▶ _EXERCISE PROMPT_:
Work out how many lines include "frequency" and answer with that number only.

▶ _RECORDED DATA_:
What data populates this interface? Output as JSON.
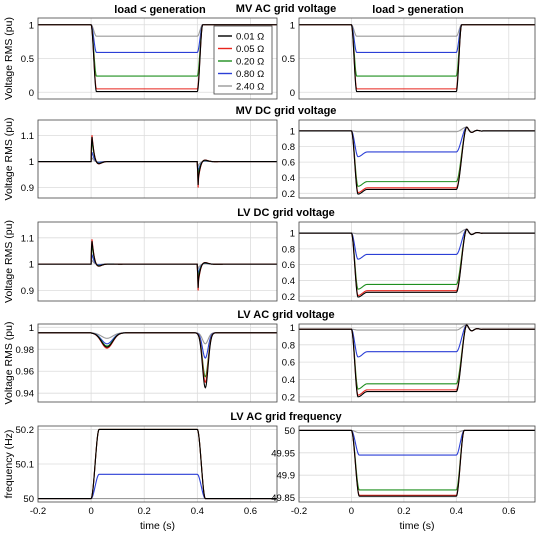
{
  "figure": {
    "column_titles": [
      "load < generation",
      "load > generation"
    ],
    "xlabel": "time (s)",
    "legend_entries": [
      "0.01 Ω",
      "0.05 Ω",
      "0.20 Ω",
      "0.80 Ω",
      "2.40 Ω"
    ],
    "colors": {
      "0.01 Ω": "#000000",
      "0.05 Ω": "#e8241c",
      "0.20 Ω": "#1f8f1f",
      "0.80 Ω": "#2b3fd6",
      "2.40 Ω": "#9a9a9a",
      "grid": "#dcdcdc",
      "axis": "#444444"
    },
    "x_ticks": [
      "-0.2",
      "0",
      "0.2",
      "0.4",
      "0.6"
    ]
  },
  "chart_data": [
    {
      "type": "line",
      "title": "MV AC grid voltage",
      "column": "load < generation",
      "ylabel": "Voltage RMS (pu)",
      "xlim": [
        -0.2,
        0.7
      ],
      "ylim": [
        -0.1,
        1.1
      ],
      "yticks": [
        "0",
        "0.5",
        "1"
      ],
      "grid": true,
      "legend": "top-right",
      "series": [
        {
          "name": "0.01 Ω",
          "pre": 1.0,
          "sag": 0.01,
          "post": 1.0
        },
        {
          "name": "0.05 Ω",
          "pre": 1.0,
          "sag": 0.05,
          "post": 1.0
        },
        {
          "name": "0.20 Ω",
          "pre": 1.0,
          "sag": 0.24,
          "post": 1.0
        },
        {
          "name": "0.80 Ω",
          "pre": 1.0,
          "sag": 0.59,
          "post": 1.0
        },
        {
          "name": "2.40 Ω",
          "pre": 1.0,
          "sag": 0.83,
          "post": 1.0
        }
      ]
    },
    {
      "type": "line",
      "title": "",
      "column": "load > generation",
      "ylabel": "",
      "xlim": [
        -0.2,
        0.7
      ],
      "ylim": [
        -0.1,
        1.1
      ],
      "yticks": [
        "0",
        "0.5",
        "1"
      ],
      "grid": true,
      "series": [
        {
          "name": "0.01 Ω",
          "pre": 1.0,
          "sag": 0.01,
          "post": 1.0
        },
        {
          "name": "0.05 Ω",
          "pre": 1.0,
          "sag": 0.05,
          "post": 1.0
        },
        {
          "name": "0.20 Ω",
          "pre": 1.0,
          "sag": 0.24,
          "post": 1.0
        },
        {
          "name": "0.80 Ω",
          "pre": 1.0,
          "sag": 0.59,
          "post": 1.0
        },
        {
          "name": "2.40 Ω",
          "pre": 1.0,
          "sag": 0.83,
          "post": 1.0
        }
      ]
    },
    {
      "type": "line",
      "title": "MV DC grid voltage",
      "column": "load < generation",
      "ylabel": "Voltage RMS (pu)",
      "xlim": [
        -0.2,
        0.7
      ],
      "ylim": [
        0.86,
        1.16
      ],
      "yticks": [
        "0.9",
        "1",
        "1.1"
      ],
      "grid": true,
      "series": [
        {
          "name": "0.01 Ω",
          "peak1": 1.13,
          "dip2": 0.91
        },
        {
          "name": "0.05 Ω",
          "peak1": 1.14,
          "dip2": 0.9
        },
        {
          "name": "0.20 Ω",
          "peak1": 1.11,
          "dip2": 0.93
        },
        {
          "name": "0.80 Ω",
          "peak1": 1.05,
          "dip2": 0.95
        },
        {
          "name": "2.40 Ω",
          "peak1": 1.02,
          "dip2": 0.98
        }
      ]
    },
    {
      "type": "line",
      "title": "",
      "column": "load > generation",
      "ylabel": "",
      "xlim": [
        -0.2,
        0.7
      ],
      "ylim": [
        0.14,
        1.14
      ],
      "yticks": [
        "0.2",
        "0.4",
        "0.6",
        "0.8",
        "1"
      ],
      "grid": true,
      "series": [
        {
          "name": "0.01 Ω",
          "pre": 1.0,
          "sag": 0.25,
          "post": 1.0
        },
        {
          "name": "0.05 Ω",
          "pre": 1.0,
          "sag": 0.27,
          "post": 1.0
        },
        {
          "name": "0.20 Ω",
          "pre": 1.0,
          "sag": 0.35,
          "post": 1.0
        },
        {
          "name": "0.80 Ω",
          "pre": 1.0,
          "sag": 0.73,
          "post": 1.0
        },
        {
          "name": "2.40 Ω",
          "pre": 1.0,
          "sag": 0.99,
          "post": 1.0
        }
      ]
    },
    {
      "type": "line",
      "title": "LV DC grid voltage",
      "column": "load < generation",
      "ylabel": "Voltage RMS (pu)",
      "xlim": [
        -0.2,
        0.7
      ],
      "ylim": [
        0.86,
        1.16
      ],
      "yticks": [
        "0.9",
        "1",
        "1.1"
      ],
      "grid": true,
      "series": [
        {
          "name": "0.01 Ω",
          "peak1": 1.12,
          "dip2": 0.91
        },
        {
          "name": "0.05 Ω",
          "peak1": 1.13,
          "dip2": 0.9
        },
        {
          "name": "0.20 Ω",
          "peak1": 1.1,
          "dip2": 0.93
        },
        {
          "name": "0.80 Ω",
          "peak1": 1.05,
          "dip2": 0.95
        },
        {
          "name": "2.40 Ω",
          "peak1": 1.02,
          "dip2": 0.98
        }
      ]
    },
    {
      "type": "line",
      "title": "",
      "column": "load > generation",
      "ylabel": "",
      "xlim": [
        -0.2,
        0.7
      ],
      "ylim": [
        0.14,
        1.14
      ],
      "yticks": [
        "0.2",
        "0.4",
        "0.6",
        "0.8",
        "1"
      ],
      "grid": true,
      "series": [
        {
          "name": "0.01 Ω",
          "pre": 1.0,
          "sag": 0.25,
          "post": 1.0
        },
        {
          "name": "0.05 Ω",
          "pre": 1.0,
          "sag": 0.27,
          "post": 1.0
        },
        {
          "name": "0.20 Ω",
          "pre": 1.0,
          "sag": 0.35,
          "post": 1.0
        },
        {
          "name": "0.80 Ω",
          "pre": 1.0,
          "sag": 0.73,
          "post": 1.0
        },
        {
          "name": "2.40 Ω",
          "pre": 1.0,
          "sag": 0.99,
          "post": 1.0
        }
      ]
    },
    {
      "type": "line",
      "title": "LV AC grid voltage",
      "column": "load < generation",
      "ylabel": "Voltage RMS (pu)",
      "xlim": [
        -0.2,
        0.7
      ],
      "ylim": [
        0.932,
        1.003
      ],
      "yticks": [
        "0.94",
        "0.96",
        "0.98",
        "1"
      ],
      "grid": true,
      "series": [
        {
          "name": "0.01 Ω",
          "base": 0.995,
          "dip1": 0.982,
          "dip2": 0.945
        },
        {
          "name": "0.05 Ω",
          "base": 0.995,
          "dip1": 0.981,
          "dip2": 0.95
        },
        {
          "name": "0.20 Ω",
          "base": 0.995,
          "dip1": 0.983,
          "dip2": 0.955
        },
        {
          "name": "0.80 Ω",
          "base": 0.995,
          "dip1": 0.985,
          "dip2": 0.972
        },
        {
          "name": "2.40 Ω",
          "base": 0.995,
          "dip1": 0.99,
          "dip2": 0.985
        }
      ]
    },
    {
      "type": "line",
      "title": "",
      "column": "load > generation",
      "ylabel": "",
      "xlim": [
        -0.2,
        0.7
      ],
      "ylim": [
        0.14,
        1.04
      ],
      "yticks": [
        "0.2",
        "0.4",
        "0.6",
        "0.8",
        "1"
      ],
      "grid": true,
      "series": [
        {
          "name": "0.01 Ω",
          "pre": 0.98,
          "sag": 0.26,
          "post": 0.98
        },
        {
          "name": "0.05 Ω",
          "pre": 0.98,
          "sag": 0.28,
          "post": 0.98
        },
        {
          "name": "0.20 Ω",
          "pre": 0.98,
          "sag": 0.35,
          "post": 0.98
        },
        {
          "name": "0.80 Ω",
          "pre": 0.98,
          "sag": 0.72,
          "post": 0.98
        },
        {
          "name": "2.40 Ω",
          "pre": 0.98,
          "sag": 0.97,
          "post": 0.98
        }
      ]
    },
    {
      "type": "line",
      "title": "LV AC grid frequency",
      "column": "load < generation",
      "ylabel": "frequency (Hz)",
      "xlim": [
        -0.2,
        0.7
      ],
      "ylim": [
        49.99,
        50.21
      ],
      "yticks": [
        "50",
        "50.1",
        "50.2"
      ],
      "grid": true,
      "series": [
        {
          "name": "0.01 Ω",
          "pre": 50.0,
          "sag": 50.2,
          "post": 50.0
        },
        {
          "name": "0.05 Ω",
          "pre": 50.0,
          "sag": 50.2,
          "post": 50.0
        },
        {
          "name": "0.20 Ω",
          "pre": 50.0,
          "sag": 50.2,
          "post": 50.0
        },
        {
          "name": "0.80 Ω",
          "pre": 50.0,
          "sag": 50.07,
          "post": 50.0
        },
        {
          "name": "2.40 Ω",
          "pre": 50.0,
          "sag": 50.0,
          "post": 50.0
        }
      ]
    },
    {
      "type": "line",
      "title": "",
      "column": "load > generation",
      "ylabel": "",
      "xlim": [
        -0.2,
        0.7
      ],
      "ylim": [
        49.84,
        50.01
      ],
      "yticks": [
        "49.85",
        "49.9",
        "49.95",
        "50"
      ],
      "grid": true,
      "series": [
        {
          "name": "0.01 Ω",
          "pre": 50.0,
          "sag": 49.853,
          "post": 50.0
        },
        {
          "name": "0.05 Ω",
          "pre": 50.0,
          "sag": 49.855,
          "post": 50.0
        },
        {
          "name": "0.20 Ω",
          "pre": 50.0,
          "sag": 49.867,
          "post": 50.0
        },
        {
          "name": "0.80 Ω",
          "pre": 50.0,
          "sag": 49.945,
          "post": 50.0
        },
        {
          "name": "2.40 Ω",
          "pre": 50.0,
          "sag": 49.995,
          "post": 50.0
        }
      ]
    }
  ]
}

▶ _TASK ANSWER_:
2